(Stored data entries)
::::::::
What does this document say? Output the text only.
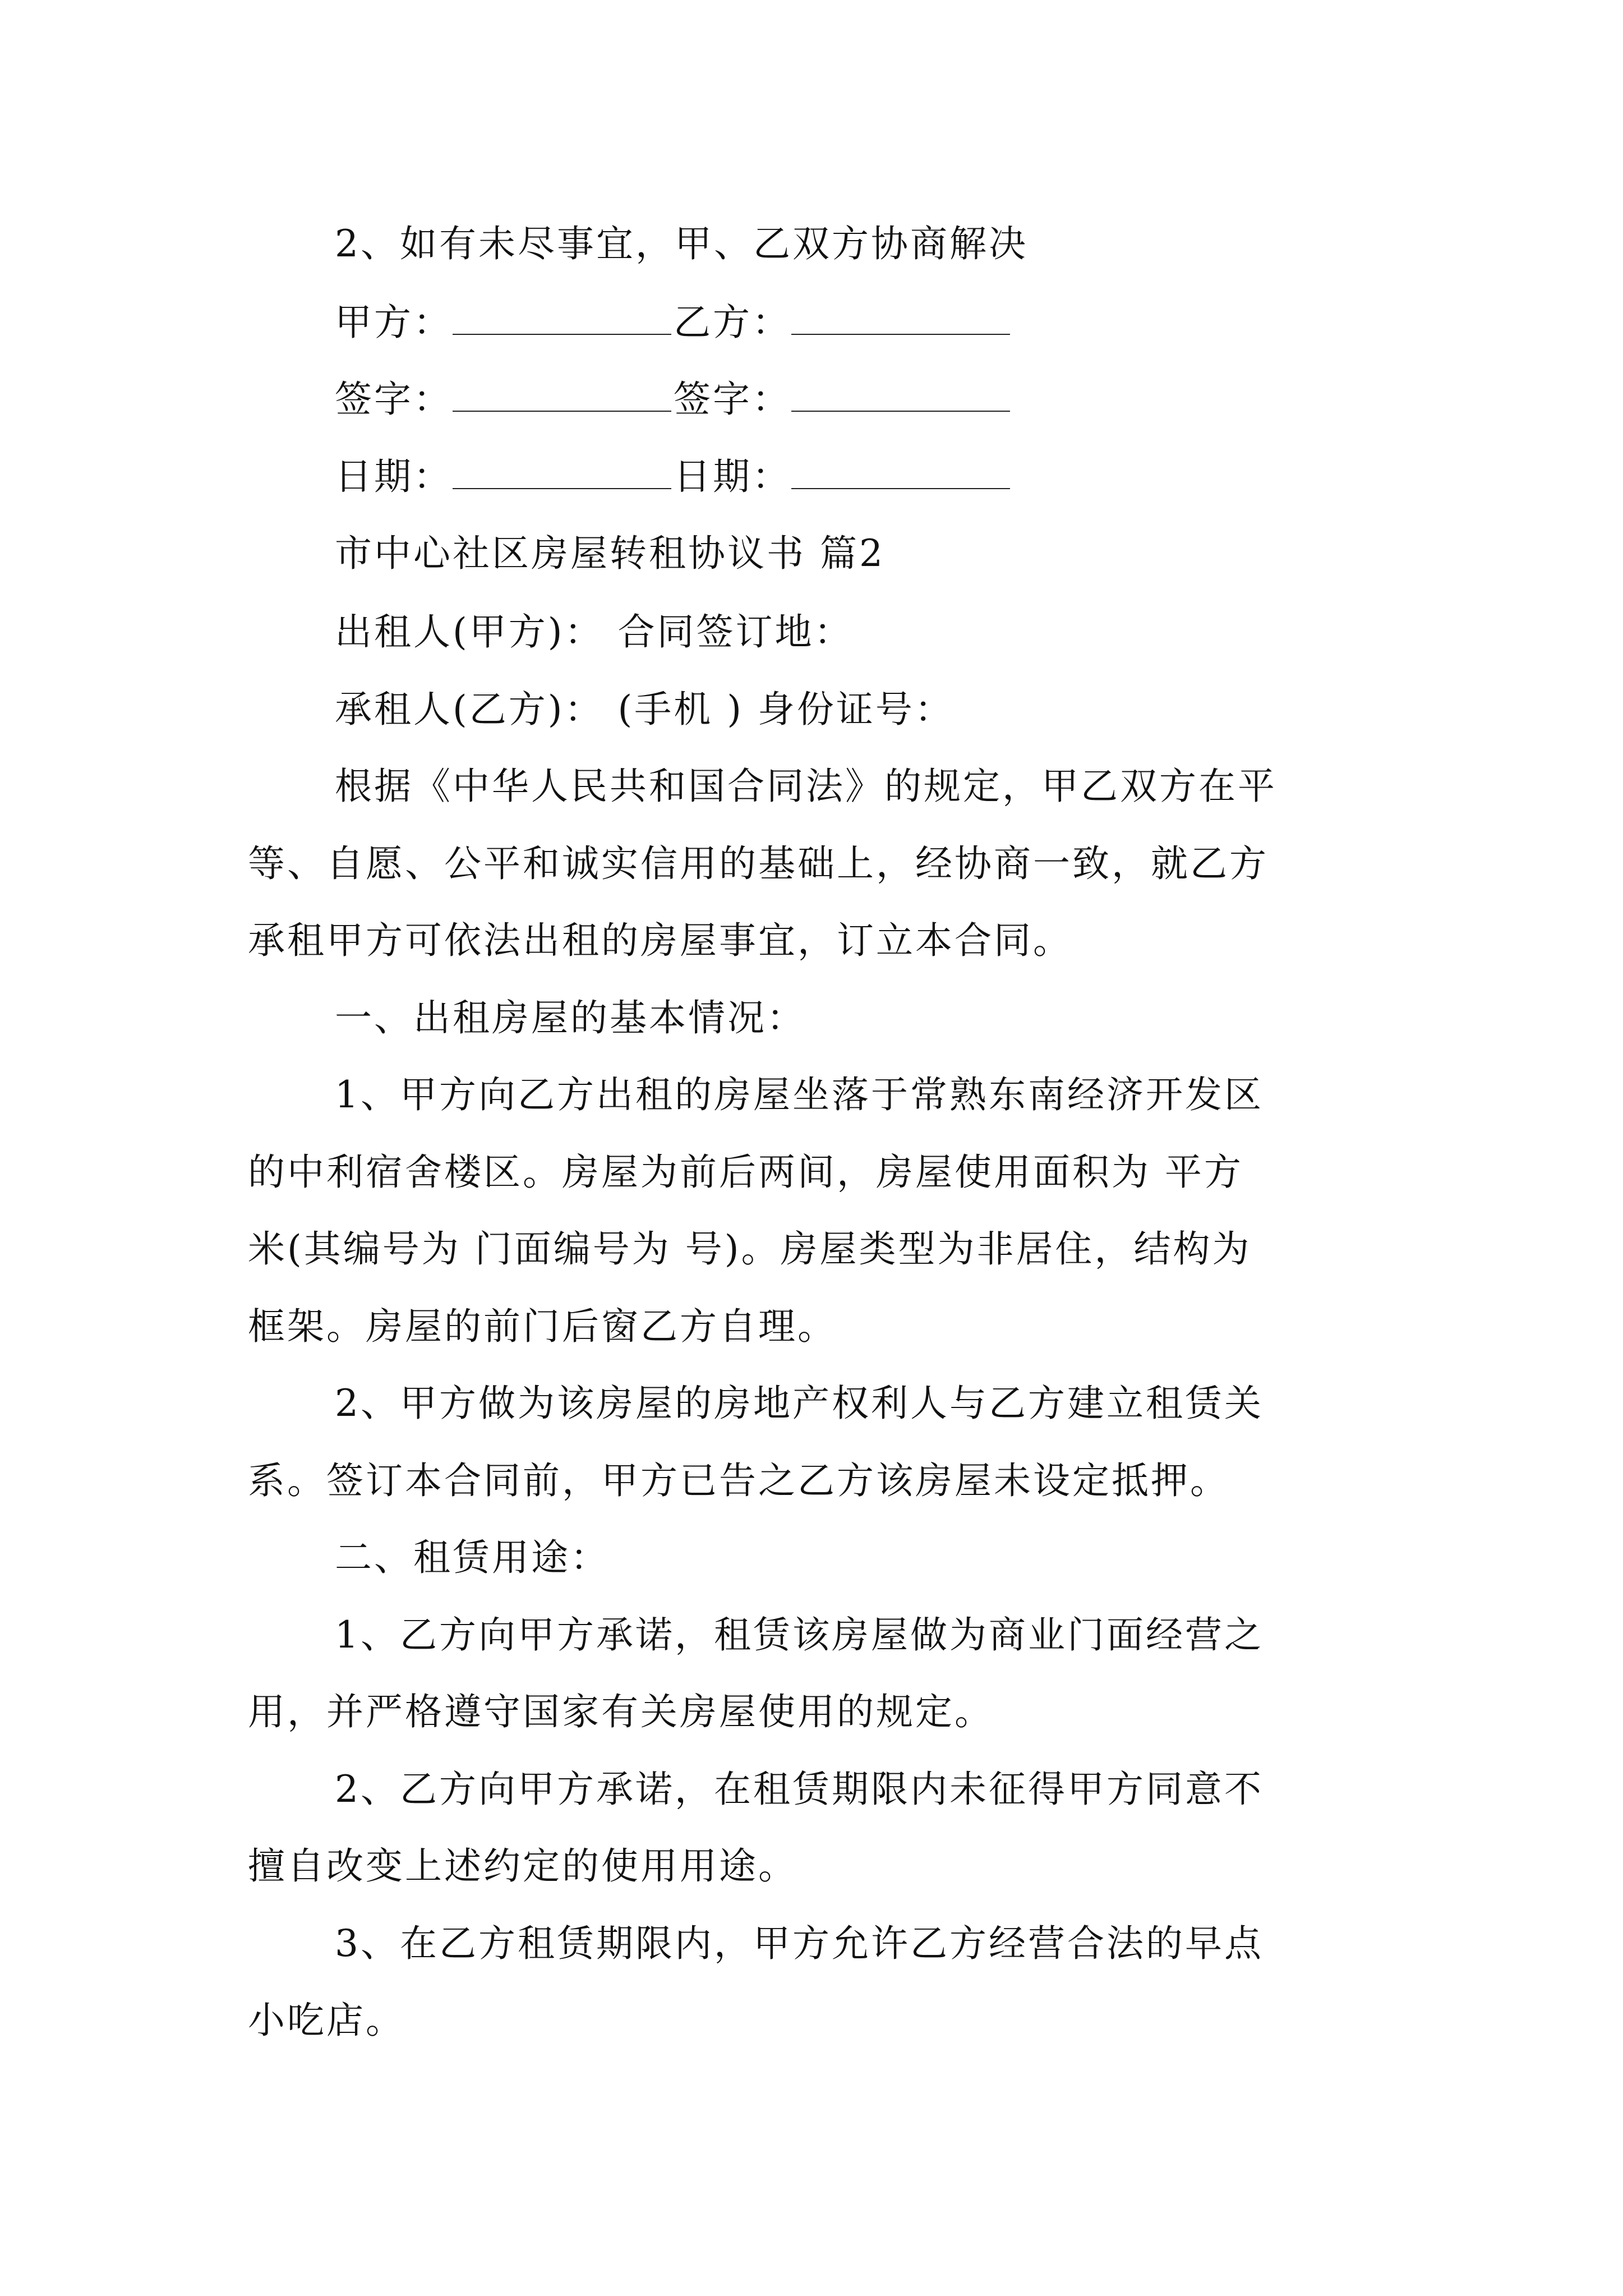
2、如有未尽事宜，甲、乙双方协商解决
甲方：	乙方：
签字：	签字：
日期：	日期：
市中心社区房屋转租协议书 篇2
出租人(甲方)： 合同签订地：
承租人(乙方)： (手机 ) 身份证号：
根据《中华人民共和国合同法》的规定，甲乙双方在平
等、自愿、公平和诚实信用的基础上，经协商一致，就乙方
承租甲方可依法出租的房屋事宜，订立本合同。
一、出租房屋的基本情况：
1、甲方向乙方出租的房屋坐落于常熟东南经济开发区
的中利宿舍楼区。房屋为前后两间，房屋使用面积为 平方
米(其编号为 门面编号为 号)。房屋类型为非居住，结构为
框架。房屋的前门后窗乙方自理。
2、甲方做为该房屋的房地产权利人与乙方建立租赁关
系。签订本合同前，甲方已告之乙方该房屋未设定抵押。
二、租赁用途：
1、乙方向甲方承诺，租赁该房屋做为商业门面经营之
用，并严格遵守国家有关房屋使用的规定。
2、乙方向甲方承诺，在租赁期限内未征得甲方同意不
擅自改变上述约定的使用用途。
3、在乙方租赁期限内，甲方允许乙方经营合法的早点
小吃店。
::::::::
Repeat each line of the records above exactly, but do not copy the pictures.

• **ANSWER BELOW**:
What does this document say? Output the text only.
2、如有未尽事宜，甲、乙双方协商解决
甲方：	乙方：
签字：	签字：
日期：	日期：
市中心社区房屋转租协议书 篇2
出租人(甲方)： 合同签订地：
承租人(乙方)： (手机 ) 身份证号：
根据《中华人民共和国合同法》的规定，甲乙双方在平
等、自愿、公平和诚实信用的基础上，经协商一致，就乙方
承租甲方可依法出租的房屋事宜，订立本合同。
一、出租房屋的基本情况：
1、甲方向乙方出租的房屋坐落于常熟东南经济开发区
的中利宿舍楼区。房屋为前后两间，房屋使用面积为 平方
米(其编号为 门面编号为 号)。房屋类型为非居住，结构为
框架。房屋的前门后窗乙方自理。
2、甲方做为该房屋的房地产权利人与乙方建立租赁关
系。签订本合同前，甲方已告之乙方该房屋未设定抵押。
二、租赁用途：
1、乙方向甲方承诺，租赁该房屋做为商业门面经营之
用，并严格遵守国家有关房屋使用的规定。
2、乙方向甲方承诺，在租赁期限内未征得甲方同意不
擅自改变上述约定的使用用途。
3、在乙方租赁期限内，甲方允许乙方经营合法的早点
小吃店。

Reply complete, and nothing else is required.